__Exercise materials__

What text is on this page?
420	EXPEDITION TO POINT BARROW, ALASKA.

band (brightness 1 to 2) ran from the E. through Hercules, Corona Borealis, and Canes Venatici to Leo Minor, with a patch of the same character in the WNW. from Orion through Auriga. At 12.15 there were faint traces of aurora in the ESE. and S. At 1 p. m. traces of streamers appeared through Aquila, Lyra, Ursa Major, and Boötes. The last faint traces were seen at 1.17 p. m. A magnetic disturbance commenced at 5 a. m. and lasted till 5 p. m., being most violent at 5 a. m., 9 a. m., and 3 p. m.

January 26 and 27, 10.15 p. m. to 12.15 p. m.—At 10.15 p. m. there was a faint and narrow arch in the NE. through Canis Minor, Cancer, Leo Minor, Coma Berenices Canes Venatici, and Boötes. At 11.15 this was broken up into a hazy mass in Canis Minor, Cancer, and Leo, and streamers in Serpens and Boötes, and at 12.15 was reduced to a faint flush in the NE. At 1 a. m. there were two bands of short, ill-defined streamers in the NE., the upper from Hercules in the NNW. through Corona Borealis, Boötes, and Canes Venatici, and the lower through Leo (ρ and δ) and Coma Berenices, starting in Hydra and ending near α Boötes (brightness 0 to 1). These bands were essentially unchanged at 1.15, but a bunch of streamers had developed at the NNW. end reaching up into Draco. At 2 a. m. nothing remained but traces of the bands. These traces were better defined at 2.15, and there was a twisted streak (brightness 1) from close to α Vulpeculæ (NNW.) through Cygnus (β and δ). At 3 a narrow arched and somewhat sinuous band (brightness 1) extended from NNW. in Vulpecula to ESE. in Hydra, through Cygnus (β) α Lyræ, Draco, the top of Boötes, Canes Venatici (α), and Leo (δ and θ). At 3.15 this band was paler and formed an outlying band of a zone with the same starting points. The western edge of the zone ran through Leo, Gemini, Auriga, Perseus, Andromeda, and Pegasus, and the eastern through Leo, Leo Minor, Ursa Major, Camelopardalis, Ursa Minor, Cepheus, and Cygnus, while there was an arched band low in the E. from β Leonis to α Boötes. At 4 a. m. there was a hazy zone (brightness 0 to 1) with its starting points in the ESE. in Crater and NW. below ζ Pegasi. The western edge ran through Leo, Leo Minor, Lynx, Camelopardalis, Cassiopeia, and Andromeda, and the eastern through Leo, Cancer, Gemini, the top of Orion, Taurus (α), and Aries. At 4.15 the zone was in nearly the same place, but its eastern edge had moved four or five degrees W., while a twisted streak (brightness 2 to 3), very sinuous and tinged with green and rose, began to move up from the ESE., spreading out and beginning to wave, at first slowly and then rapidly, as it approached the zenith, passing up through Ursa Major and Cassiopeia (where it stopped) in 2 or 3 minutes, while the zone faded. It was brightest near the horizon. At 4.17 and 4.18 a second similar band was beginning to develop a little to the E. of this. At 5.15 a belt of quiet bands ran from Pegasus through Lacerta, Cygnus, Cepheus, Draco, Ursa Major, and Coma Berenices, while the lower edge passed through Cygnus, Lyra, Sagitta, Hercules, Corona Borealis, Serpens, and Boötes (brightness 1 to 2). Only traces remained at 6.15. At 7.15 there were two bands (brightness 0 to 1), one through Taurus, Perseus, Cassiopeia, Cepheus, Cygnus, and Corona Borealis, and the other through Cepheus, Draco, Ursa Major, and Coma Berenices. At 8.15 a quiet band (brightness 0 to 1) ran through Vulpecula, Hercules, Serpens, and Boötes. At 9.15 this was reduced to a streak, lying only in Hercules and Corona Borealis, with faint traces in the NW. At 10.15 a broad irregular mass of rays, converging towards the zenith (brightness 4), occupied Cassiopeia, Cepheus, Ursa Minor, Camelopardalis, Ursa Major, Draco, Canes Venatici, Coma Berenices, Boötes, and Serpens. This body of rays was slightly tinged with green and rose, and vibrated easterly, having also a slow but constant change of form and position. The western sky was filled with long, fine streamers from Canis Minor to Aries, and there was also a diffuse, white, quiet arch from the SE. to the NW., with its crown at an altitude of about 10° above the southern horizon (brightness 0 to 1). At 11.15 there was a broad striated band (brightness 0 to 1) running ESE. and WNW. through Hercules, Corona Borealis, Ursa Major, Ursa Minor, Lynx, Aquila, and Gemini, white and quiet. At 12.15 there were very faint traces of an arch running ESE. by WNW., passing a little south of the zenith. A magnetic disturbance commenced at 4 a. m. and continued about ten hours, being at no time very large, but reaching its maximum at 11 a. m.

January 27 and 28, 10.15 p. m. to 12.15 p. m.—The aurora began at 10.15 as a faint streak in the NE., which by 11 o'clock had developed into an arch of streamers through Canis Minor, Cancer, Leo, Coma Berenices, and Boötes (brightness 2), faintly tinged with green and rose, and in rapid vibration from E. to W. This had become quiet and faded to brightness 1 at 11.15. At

__The exercise__
Copy every line verbatim.

__Output for this task__
What text is on this page?
420	EXPEDITION TO POINT BARROW, ALASKA.

band (brightness 1 to 2) ran from the E. through Hercules, Corona Borealis, and Canes Venatici to Leo Minor, with a patch of the same character in the WNW. from Orion through Auriga. At 12.15 there were faint traces of aurora in the ESE. and S. At 1 p. m. traces of streamers appeared through Aquila, Lyra, Ursa Major, and Boötes. The last faint traces were seen at 1.17 p. m. A magnetic disturbance commenced at 5 a. m. and lasted till 5 p. m., being most violent at 5 a. m., 9 a. m., and 3 p. m.

January 26 and 27, 10.15 p. m. to 12.15 p. m.—At 10.15 p. m. there was a faint and narrow arch in the NE. through Canis Minor, Cancer, Leo Minor, Coma Berenices Canes Venatici, and Boötes. At 11.15 this was broken up into a hazy mass in Canis Minor, Cancer, and Leo, and streamers in Serpens and Boötes, and at 12.15 was reduced to a faint flush in the NE. At 1 a. m. there were two bands of short, ill-defined streamers in the NE., the upper from Hercules in the NNW. through Corona Borealis, Boötes, and Canes Venatici, and the lower through Leo (ρ and δ) and Coma Berenices, starting in Hydra and ending near α Boötes (brightness 0 to 1). These bands were essentially unchanged at 1.15, but a bunch of streamers had developed at the NNW. end reaching up into Draco. At 2 a. m. nothing remained but traces of the bands. These traces were better defined at 2.15, and there was a twisted streak (brightness 1) from close to α Vulpeculæ (NNW.) through Cygnus (β and δ). At 3 a narrow arched and somewhat sinuous band (brightness 1) extended from NNW. in Vulpecula to ESE. in Hydra, through Cygnus (β) α Lyræ, Draco, the top of Boötes, Canes Venatici (α), and Leo (δ and θ). At 3.15 this band was paler and formed an outlying band of a zone with the same starting points. The western edge of the zone ran through Leo, Gemini, Auriga, Perseus, Andromeda, and Pegasus, and the eastern through Leo, Leo Minor, Ursa Major, Camelopardalis, Ursa Minor, Cepheus, and Cygnus, while there was an arched band low in the E. from β Leonis to α Boötes. At 4 a. m. there was a hazy zone (brightness 0 to 1) with its starting points in the ESE. in Crater and NW. below ζ Pegasi. The western edge ran through Leo, Leo Minor, Lynx, Camelopardalis, Cassiopeia, and Andromeda, and the eastern through Leo, Cancer, Gemini, the top of Orion, Taurus (α), and Aries. At 4.15 the zone was in nearly the same place, but its eastern edge had moved four or five degrees W., while a twisted streak (brightness 2 to 3), very sinuous and tinged with green and rose, began to move up from the ESE., spreading out and beginning to wave, at first slowly and then rapidly, as it approached the zenith, passing up through Ursa Major and Cassiopeia (where it stopped) in 2 or 3 minutes, while the zone faded. It was brightest near the horizon. At 4.17 and 4.18 a second similar band was beginning to develop a little to the E. of this. At 5.15 a belt of quiet bands ran from Pegasus through Lacerta, Cygnus, Cepheus, Draco, Ursa Major, and Coma Berenices, while the lower edge passed through Cygnus, Lyra, Sagitta, Hercules, Corona Borealis, Serpens, and Boötes (brightness 1 to 2). Only traces remained at 6.15. At 7.15 there were two bands (brightness 0 to 1), one through Taurus, Perseus, Cassiopeia, Cepheus, Cygnus, and Corona Borealis, and the other through Cepheus, Draco, Ursa Major, and Coma Berenices. At 8.15 a quiet band (brightness 0 to 1) ran through Vulpecula, Hercules, Serpens, and Boötes. At 9.15 this was reduced to a streak, lying only in Hercules and Corona Borealis, with faint traces in the NW. At 10.15 a broad irregular mass of rays, converging towards the zenith (brightness 4), occupied Cassiopeia, Cepheus, Ursa Minor, Camelopardalis, Ursa Major, Draco, Canes Venatici, Coma Berenices, Boötes, and Serpens. This body of rays was slightly tinged with green and rose, and vibrated easterly, having also a slow but constant change of form and position. The western sky was filled with long, fine streamers from Canis Minor to Aries, and there was also a diffuse, white, quiet arch from the SE. to the NW., with its crown at an altitude of about 10° above the southern horizon (brightness 0 to 1). At 11.15 there was a broad striated band (brightness 0 to 1) running ESE. and WNW. through Hercules, Corona Borealis, Ursa Major, Ursa Minor, Lynx, Aquila, and Gemini, white and quiet. At 12.15 there were very faint traces of an arch running ESE. by WNW., passing a little south of the zenith. A magnetic disturbance commenced at 4 a. m. and continued about ten hours, being at no time very large, but reaching its maximum at 11 a. m.

January 27 and 28, 10.15 p. m. to 12.15 p. m.—The aurora began at 10.15 as a faint streak in the NE., which by 11 o'clock had developed into an arch of streamers through Canis Minor, Cancer, Leo, Coma Berenices, and Boötes (brightness 2), faintly tinged with green and rose, and in rapid vibration from E. to W. This had become quiet and faded to brightness 1 at 11.15. At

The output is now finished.